* [Task instructions]: Reproduce the complete listing without any deviation.
══ Supplied data
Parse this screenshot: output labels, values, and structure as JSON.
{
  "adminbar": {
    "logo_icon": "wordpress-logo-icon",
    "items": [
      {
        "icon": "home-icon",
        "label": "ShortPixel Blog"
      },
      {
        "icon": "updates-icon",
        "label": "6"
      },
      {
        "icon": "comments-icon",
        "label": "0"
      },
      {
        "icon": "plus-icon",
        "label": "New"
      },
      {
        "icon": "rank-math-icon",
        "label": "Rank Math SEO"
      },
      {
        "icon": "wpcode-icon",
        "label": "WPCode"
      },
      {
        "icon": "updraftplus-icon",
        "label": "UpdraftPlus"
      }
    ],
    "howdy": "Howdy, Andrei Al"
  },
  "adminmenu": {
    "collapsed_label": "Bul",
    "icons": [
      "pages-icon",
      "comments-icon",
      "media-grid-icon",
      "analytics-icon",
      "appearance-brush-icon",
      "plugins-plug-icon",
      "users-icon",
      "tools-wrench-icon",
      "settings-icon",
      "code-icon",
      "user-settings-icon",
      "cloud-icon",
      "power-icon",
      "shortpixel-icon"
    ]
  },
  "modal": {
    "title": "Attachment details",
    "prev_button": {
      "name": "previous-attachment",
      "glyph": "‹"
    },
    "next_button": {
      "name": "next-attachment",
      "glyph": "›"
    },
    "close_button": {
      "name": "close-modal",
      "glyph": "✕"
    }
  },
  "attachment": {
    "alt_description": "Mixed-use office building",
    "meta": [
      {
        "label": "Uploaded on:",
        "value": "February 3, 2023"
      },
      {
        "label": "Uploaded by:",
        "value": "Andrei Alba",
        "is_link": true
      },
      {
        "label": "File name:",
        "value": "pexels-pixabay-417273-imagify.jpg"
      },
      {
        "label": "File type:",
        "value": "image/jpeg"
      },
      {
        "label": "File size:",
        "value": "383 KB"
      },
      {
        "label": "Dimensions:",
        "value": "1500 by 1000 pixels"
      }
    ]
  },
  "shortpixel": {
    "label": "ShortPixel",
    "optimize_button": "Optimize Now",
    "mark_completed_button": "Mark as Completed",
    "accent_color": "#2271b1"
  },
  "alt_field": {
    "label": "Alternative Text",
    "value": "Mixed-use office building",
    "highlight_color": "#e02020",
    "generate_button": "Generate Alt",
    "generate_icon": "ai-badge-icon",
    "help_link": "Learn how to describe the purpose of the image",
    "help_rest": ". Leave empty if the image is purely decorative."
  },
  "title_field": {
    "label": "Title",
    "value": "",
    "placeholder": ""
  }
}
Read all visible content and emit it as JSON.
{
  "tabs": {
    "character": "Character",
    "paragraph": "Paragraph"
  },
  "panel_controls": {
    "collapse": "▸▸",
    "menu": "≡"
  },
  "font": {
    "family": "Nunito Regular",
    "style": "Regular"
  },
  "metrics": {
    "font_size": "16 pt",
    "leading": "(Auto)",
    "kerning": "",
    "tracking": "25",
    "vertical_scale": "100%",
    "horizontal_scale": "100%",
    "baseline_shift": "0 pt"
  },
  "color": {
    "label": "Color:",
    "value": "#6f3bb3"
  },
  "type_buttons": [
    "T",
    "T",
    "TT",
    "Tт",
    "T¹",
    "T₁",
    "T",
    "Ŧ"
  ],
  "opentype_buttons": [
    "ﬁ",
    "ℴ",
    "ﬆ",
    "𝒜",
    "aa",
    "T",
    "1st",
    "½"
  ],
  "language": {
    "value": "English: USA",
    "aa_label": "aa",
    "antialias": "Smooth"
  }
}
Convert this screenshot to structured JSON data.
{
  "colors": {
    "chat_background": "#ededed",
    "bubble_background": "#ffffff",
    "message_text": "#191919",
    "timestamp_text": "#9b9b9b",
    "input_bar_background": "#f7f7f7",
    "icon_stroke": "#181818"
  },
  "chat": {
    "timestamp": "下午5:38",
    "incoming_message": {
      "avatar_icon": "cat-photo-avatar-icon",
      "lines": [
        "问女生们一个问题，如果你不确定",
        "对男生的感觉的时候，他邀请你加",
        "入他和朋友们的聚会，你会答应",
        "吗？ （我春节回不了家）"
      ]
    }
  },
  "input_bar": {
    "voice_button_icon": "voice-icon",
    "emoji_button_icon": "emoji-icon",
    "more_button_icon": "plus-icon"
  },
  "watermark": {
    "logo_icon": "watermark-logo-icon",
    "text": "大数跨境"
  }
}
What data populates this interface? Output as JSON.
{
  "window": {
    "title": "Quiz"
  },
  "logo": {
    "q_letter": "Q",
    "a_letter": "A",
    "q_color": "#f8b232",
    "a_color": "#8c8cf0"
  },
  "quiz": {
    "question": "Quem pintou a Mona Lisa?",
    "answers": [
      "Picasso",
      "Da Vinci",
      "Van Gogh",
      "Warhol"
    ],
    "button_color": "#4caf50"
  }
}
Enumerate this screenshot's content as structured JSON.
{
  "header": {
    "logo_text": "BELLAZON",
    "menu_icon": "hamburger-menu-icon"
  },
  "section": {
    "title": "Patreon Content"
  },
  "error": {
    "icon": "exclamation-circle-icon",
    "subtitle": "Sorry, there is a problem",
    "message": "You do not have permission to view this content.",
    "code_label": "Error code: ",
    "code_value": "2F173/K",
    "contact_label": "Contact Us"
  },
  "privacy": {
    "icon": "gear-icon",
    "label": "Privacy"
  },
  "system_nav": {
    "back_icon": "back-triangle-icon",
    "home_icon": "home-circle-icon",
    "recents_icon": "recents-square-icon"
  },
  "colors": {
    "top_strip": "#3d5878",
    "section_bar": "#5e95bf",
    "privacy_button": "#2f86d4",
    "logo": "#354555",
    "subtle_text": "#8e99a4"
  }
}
════
* [Exercise result]:
Parse this screenshot: output labels, values, and structure as JSON.
{
  "adminbar": {
    "logo_icon": "wordpress-logo-icon",
    "items": [
      {
        "icon": "home-icon",
        "label": "ShortPixel Blog"
      },
      {
        "icon": "updates-icon",
        "label": "6"
      },
      {
        "icon": "comments-icon",
        "label": "0"
      },
      {
        "icon": "plus-icon",
        "label": "New"
      },
      {
        "icon": "rank-math-icon",
        "label": "Rank Math SEO"
      },
      {
        "icon": "wpcode-icon",
        "label": "WPCode"
      },
      {
        "icon": "updraftplus-icon",
        "label": "UpdraftPlus"
      }
    ],
    "howdy": "Howdy, Andrei Al"
  },
  "adminmenu": {
    "collapsed_label": "Bul",
    "icons": [
      "pages-icon",
      "comments-icon",
      "media-grid-icon",
      "analytics-icon",
      "appearance-brush-icon",
      "plugins-plug-icon",
      "users-icon",
      "tools-wrench-icon",
      "settings-icon",
      "code-icon",
      "user-settings-icon",
      "cloud-icon",
      "power-icon",
      "shortpixel-icon"
    ]
  },
  "modal": {
    "title": "Attachment details",
    "prev_button": {
      "name": "previous-attachment",
      "glyph": "‹"
    },
    "next_button": {
      "name": "next-attachment",
      "glyph": "›"
    },
    "close_button": {
      "name": "close-modal",
      "glyph": "✕"
    }
  },
  "attachment": {
    "alt_description": "Mixed-use office building",
    "meta": [
      {
        "label": "Uploaded on:",
        "value": "February 3, 2023"
      },
      {
        "label": "Uploaded by:",
        "value": "Andrei Alba",
        "is_link": true
      },
      {
        "label": "File name:",
        "value": "pexels-pixabay-417273-imagify.jpg"
      },
      {
        "label": "File type:",
        "value": "image/jpeg"
      },
      {
        "label": "File size:",
        "value": "383 KB"
      },
      {
        "label": "Dimensions:",
        "value": "1500 by 1000 pixels"
      }
    ]
  },
  "shortpixel": {
    "label": "ShortPixel",
    "optimize_button": "Optimize Now",
    "mark_completed_button": "Mark as Completed",
    "accent_color": "#2271b1"
  },
  "alt_field": {
    "label": "Alternative Text",
    "value": "Mixed-use office building",
    "highlight_color": "#e02020",
    "generate_button": "Generate Alt",
    "generate_icon": "ai-badge-icon",
    "help_link": "Learn how to describe the purpose of the image",
    "help_rest": ". Leave empty if the image is purely decorative."
  },
  "title_field": {
    "label": "Title",
    "value": "",
    "placeholder": ""
  }
}
Read all visible content and emit it as JSON.
{
  "tabs": {
    "character": "Character",
    "paragraph": "Paragraph"
  },
  "panel_controls": {
    "collapse": "▸▸",
    "menu": "≡"
  },
  "font": {
    "family": "Nunito Regular",
    "style": "Regular"
  },
  "metrics": {
    "font_size": "16 pt",
    "leading": "(Auto)",
    "kerning": "",
    "tracking": "25",
    "vertical_scale": "100%",
    "horizontal_scale": "100%",
    "baseline_shift": "0 pt"
  },
  "color": {
    "label": "Color:",
    "value": "#6f3bb3"
  },
  "type_buttons": [
    "T",
    "T",
    "TT",
    "Tт",
    "T¹",
    "T₁",
    "T",
    "Ŧ"
  ],
  "opentype_buttons": [
    "ﬁ",
    "ℴ",
    "ﬆ",
    "𝒜",
    "aa",
    "T",
    "1st",
    "½"
  ],
  "language": {
    "value": "English: USA",
    "aa_label": "aa",
    "antialias": "Smooth"
  }
}
Convert this screenshot to structured JSON data.
{
  "colors": {
    "chat_background": "#ededed",
    "bubble_background": "#ffffff",
    "message_text": "#191919",
    "timestamp_text": "#9b9b9b",
    "input_bar_background": "#f7f7f7",
    "icon_stroke": "#181818"
  },
  "chat": {
    "timestamp": "下午5:38",
    "incoming_message": {
      "avatar_icon": "cat-photo-avatar-icon",
      "lines": [
        "问女生们一个问题，如果你不确定",
        "对男生的感觉的时候，他邀请你加",
        "入他和朋友们的聚会，你会答应",
        "吗？ （我春节回不了家）"
      ]
    }
  },
  "input_bar": {
    "voice_button_icon": "voice-icon",
    "emoji_button_icon": "emoji-icon",
    "more_button_icon": "plus-icon"
  },
  "watermark": {
    "logo_icon": "watermark-logo-icon",
    "text": "大数跨境"
  }
}
What data populates this interface? Output as JSON.
{
  "window": {
    "title": "Quiz"
  },
  "logo": {
    "q_letter": "Q",
    "a_letter": "A",
    "q_color": "#f8b232",
    "a_color": "#8c8cf0"
  },
  "quiz": {
    "question": "Quem pintou a Mona Lisa?",
    "answers": [
      "Picasso",
      "Da Vinci",
      "Van Gogh",
      "Warhol"
    ],
    "button_color": "#4caf50"
  }
}
Enumerate this screenshot's content as structured JSON.
{
  "header": {
    "logo_text": "BELLAZON",
    "menu_icon": "hamburger-menu-icon"
  },
  "section": {
    "title": "Patreon Content"
  },
  "error": {
    "icon": "exclamation-circle-icon",
    "subtitle": "Sorry, there is a problem",
    "message": "You do not have permission to view this content.",
    "code_label": "Error code: ",
    "code_value": "2F173/K",
    "contact_label": "Contact Us"
  },
  "privacy": {
    "icon": "gear-icon",
    "label": "Privacy"
  },
  "system_nav": {
    "back_icon": "back-triangle-icon",
    "home_icon": "home-circle-icon",
    "recents_icon": "recents-square-icon"
  },
  "colors": {
    "top_strip": "#3d5878",
    "section_bar": "#5e95bf",
    "privacy_button": "#2f86d4",
    "logo": "#354555",
    "subtle_text": "#8e99a4"
  }
}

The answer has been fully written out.